DOCUMENT EXTRACT start

Prime Minister Hun Sen has implored those living along the border with Vietnam to stop renting land to Vietnamese nationals and ordered his government to speed up a demarcation process that has been slow to accurately define the country’s borders.
 
In a Facebook post after a meeting with civil servants in Takeo province on Tuesday, Mr. Hun Sen said the province’s proximity to Vietnam made it imperative that provincial government officials did more to “enhance cooperation” with their eastern neighbor and introduce more cross-cultural exchanges.
 
Despite his desire for closer ties betweeb the province and Vietnam, the premier made it clear that renting Cambodian land to anyone from Vietnam was strongly prohibited.
 
“We forbid them from renting land to Vietnamese people. This is not only for Takeo province, but for every province which shares a border with Vietnam,” he wrote. “For border work, authorities must prepare the border poles as soon as possible.”
 
Last October, the Interior Ministry sent a letter to every governor of a province along the border with Vietnam, telling them to stop any residents renting or selling land to Vietnamese nationals, citing reports that farmers were allowing foreigners to cultivate plantations in provinces along the borders with Thailand, Laos and Vietnam.
 
The governor of Tbong Khmum province, Prach Chan, told Khmer Times in March that residents in his province had frequently rented their land to Vietnamese nationals in the past.
 
“Previously, there were a number of people in Ponhea Krek district and Memot district who rented their land to Vietnamese farmers,” Mr. Chan said. “After the Interior Ministry informed us, now there are no [plots of land leased to Vietnamese farmers] in the province.”
 
On July 14, Interior Minister Sar Kheng told all sub-national authorities to ban the rental or sale of land to foreigners in border provinces in an effort to “avoid border problems.”
 
“Land rental and sale along the border for a long time can become a territorial issue because other parties can then claim the land belongs to them since they have owned it for so long,” Mr. Kheng said.
 
Cambodia and Vietnam have pledged time and again to finally demarcate their border officially to end any confusion, but the process has moved slowly despite a continual stream of controversies around the issue.
 
Son Chhay, a senior official in the opposition Cambodia National Rescue Party who is active on the border issue, said even though the prime minister and Mr. Kheng have released directives about the border again and again, very little about the situation has changed in the last two years. “To be effective, they should give rights to local authorities to handle demarcation,” he said.

DOCUMENT EXTRACT end

TASK 1: Please repeat the passage of the Cambodia border article from "Despite his desire" up to and including "Laos and Vietnam.", word for word.
TASK 2: Carry on writing the Cambodia border article, starting after its final sentence.

DATA PROVIDED start

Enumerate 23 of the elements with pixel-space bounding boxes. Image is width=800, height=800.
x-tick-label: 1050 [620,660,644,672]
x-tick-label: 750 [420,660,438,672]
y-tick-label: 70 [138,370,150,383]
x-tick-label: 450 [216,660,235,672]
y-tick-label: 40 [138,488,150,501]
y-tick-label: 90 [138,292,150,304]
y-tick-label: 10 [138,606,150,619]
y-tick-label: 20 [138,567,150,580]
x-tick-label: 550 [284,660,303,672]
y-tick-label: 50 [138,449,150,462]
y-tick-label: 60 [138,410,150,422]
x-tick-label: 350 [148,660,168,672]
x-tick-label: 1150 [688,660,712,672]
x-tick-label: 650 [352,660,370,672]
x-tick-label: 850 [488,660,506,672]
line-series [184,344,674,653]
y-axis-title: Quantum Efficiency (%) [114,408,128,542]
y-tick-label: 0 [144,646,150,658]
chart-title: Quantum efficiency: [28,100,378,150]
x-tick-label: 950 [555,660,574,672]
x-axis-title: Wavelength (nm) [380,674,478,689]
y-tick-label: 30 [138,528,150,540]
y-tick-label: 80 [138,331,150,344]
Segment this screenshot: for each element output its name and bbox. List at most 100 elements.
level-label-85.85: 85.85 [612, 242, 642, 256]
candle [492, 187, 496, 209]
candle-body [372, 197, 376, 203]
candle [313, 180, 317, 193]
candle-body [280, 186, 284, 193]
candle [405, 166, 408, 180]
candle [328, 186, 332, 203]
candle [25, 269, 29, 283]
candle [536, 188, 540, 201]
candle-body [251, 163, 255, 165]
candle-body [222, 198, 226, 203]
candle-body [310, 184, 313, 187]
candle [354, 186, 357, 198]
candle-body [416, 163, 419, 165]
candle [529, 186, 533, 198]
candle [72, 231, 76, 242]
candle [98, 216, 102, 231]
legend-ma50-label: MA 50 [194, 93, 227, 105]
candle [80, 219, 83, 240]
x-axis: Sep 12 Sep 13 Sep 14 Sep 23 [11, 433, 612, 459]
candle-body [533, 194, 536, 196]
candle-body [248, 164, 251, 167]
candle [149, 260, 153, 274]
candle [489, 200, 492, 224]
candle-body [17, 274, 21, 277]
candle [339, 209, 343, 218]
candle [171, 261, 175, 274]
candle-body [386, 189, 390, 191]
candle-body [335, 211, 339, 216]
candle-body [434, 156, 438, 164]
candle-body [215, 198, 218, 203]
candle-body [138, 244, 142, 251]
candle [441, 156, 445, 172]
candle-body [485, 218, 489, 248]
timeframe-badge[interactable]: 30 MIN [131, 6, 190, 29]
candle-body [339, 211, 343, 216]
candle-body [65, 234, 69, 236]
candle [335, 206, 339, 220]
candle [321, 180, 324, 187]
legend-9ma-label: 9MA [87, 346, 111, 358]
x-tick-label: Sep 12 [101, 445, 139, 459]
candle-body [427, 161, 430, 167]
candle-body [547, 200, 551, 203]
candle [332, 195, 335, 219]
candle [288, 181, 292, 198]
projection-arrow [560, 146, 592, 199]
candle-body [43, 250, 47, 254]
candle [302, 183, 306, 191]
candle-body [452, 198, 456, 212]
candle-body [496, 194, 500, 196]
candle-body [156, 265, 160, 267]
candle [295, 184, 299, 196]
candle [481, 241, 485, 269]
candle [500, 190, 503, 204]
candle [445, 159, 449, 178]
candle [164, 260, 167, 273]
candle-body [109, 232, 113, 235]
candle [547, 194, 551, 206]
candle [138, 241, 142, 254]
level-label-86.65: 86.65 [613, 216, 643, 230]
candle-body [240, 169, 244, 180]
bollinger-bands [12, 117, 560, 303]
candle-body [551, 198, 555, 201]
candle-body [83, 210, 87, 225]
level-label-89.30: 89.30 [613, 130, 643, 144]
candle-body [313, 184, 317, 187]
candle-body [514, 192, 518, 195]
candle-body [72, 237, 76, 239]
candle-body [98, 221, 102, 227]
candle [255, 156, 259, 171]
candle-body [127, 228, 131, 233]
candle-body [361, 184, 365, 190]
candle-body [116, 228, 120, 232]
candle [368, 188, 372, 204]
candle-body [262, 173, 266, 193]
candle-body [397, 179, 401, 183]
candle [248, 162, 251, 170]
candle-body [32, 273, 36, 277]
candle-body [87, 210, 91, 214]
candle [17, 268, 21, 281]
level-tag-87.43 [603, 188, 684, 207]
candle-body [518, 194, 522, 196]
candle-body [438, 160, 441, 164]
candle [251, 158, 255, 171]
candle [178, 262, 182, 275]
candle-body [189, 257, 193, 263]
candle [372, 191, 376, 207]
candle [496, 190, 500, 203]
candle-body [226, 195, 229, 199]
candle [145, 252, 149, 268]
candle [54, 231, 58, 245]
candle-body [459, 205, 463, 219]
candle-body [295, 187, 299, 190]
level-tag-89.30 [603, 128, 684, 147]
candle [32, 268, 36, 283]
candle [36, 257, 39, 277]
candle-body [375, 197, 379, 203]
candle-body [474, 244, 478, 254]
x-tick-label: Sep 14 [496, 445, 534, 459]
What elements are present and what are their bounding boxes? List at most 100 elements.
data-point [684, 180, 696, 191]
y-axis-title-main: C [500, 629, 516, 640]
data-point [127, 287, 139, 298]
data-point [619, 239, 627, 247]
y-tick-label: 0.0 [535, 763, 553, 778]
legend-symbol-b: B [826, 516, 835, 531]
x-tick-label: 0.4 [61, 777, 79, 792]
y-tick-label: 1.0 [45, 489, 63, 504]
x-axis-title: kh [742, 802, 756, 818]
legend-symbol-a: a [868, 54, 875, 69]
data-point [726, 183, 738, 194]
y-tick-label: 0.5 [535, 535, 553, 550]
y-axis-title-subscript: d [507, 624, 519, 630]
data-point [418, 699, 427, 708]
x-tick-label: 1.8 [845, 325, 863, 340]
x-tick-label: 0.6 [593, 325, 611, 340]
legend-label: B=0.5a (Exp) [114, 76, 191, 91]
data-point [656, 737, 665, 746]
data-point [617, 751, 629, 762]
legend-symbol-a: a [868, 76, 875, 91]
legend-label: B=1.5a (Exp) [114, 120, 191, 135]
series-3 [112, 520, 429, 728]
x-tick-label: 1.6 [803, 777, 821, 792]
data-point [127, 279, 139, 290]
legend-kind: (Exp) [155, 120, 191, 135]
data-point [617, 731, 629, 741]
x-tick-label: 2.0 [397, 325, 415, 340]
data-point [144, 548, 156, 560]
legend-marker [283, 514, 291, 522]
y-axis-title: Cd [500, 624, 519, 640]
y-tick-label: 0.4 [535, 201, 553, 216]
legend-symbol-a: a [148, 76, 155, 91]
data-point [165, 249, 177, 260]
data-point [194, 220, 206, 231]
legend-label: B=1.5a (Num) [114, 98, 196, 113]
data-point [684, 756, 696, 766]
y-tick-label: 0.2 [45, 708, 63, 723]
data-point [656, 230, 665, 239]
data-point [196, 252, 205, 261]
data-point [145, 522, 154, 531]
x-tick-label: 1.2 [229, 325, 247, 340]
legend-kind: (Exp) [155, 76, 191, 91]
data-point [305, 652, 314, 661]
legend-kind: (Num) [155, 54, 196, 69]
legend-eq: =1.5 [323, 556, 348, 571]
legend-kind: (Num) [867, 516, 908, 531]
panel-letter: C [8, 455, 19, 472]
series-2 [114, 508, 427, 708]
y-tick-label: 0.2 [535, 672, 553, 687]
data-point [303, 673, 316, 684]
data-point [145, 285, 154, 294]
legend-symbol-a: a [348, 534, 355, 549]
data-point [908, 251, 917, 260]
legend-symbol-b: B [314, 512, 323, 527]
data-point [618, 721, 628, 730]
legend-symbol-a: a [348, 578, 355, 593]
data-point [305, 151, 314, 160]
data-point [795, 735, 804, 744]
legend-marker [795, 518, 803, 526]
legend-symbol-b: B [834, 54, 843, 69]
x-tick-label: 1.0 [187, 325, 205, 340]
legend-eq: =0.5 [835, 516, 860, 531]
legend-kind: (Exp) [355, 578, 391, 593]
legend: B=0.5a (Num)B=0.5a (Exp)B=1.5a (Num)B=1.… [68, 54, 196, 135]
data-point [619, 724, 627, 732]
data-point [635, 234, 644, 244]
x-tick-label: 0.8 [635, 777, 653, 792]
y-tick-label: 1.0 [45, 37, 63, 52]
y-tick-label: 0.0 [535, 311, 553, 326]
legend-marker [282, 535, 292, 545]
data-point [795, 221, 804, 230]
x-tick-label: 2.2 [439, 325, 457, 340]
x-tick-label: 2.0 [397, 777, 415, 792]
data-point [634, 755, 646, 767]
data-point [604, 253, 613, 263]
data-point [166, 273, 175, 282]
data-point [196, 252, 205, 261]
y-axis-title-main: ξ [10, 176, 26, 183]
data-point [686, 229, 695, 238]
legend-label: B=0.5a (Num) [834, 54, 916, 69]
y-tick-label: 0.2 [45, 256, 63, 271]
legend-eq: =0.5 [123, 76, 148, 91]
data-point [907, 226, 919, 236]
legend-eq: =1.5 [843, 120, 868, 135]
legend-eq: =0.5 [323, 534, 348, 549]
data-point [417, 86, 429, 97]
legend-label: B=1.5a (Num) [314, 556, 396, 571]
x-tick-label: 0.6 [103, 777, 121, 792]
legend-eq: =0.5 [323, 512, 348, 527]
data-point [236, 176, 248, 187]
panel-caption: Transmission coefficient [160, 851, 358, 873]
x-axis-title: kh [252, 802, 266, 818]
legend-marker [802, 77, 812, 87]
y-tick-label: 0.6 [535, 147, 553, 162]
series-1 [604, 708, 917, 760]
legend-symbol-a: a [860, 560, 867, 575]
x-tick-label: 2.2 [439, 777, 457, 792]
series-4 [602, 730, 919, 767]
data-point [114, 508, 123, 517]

DATA PROVIDED end

WRITTEN REPLY 1:
Despite his desire for closer ties betweeb the province and Vietnam, the premier made it clear that renting Cambodian land to anyone from Vietnam was strongly prohibited.
 
“We forbid them from renting land to Vietnamese people. This is not only for Takeo province, but for every province which shares a border with Vietnam,” he wrote. “For border work, authorities must prepare the border poles as soon as possible.”
 
Last October, the Interior Ministry sent a letter to every governor of a province along the border with Vietnam, telling them to stop any residents renting or selling land to Vietnamese nationals, citing reports that farmers were allowing foreigners to cultivate plantations in provinces along the borders with Thailand, Laos and Vietnam.

WRITTEN REPLY 2:
 
Independent analyst and social development researcher Meas Ny said it was not the first time the government announced a ban on land rentals in border provinces. But the issue keeps cropping up precisely because the government only addresses it when it is in the news and has done very little to deal with the root cause, he said.
 
Once the news shifts from the border provinces, people there go right back to renting land to foreigners, he added.
 
“If they just appeal to people yet don’t do anything specific, it will always stay the same,” he said.
 
Mr. Ny criticized the government for not being more specific about the ban and stricter with its enforcement.
 
“It’s okay if they rent only one of two hectares. But if they rent thousands of hectares, that is when a crisis occurs,” he said. Mr. Ny was not hopeful for the future when it comes to border demarcation and said the government had now shown itself to be willing to allow Vietnam to violate the Kingdom’s sovereignty repeatedly.
 
“Even if they [Vietnam] dig ponds on our land and our region, we didn’t do something to them because we have small forces. We can only stand and watch,” he told Khmer Times.
 
According to a preliminary report from the Interior Ministry, 952 families living in border provinces rented their land to Vietnamese nationals.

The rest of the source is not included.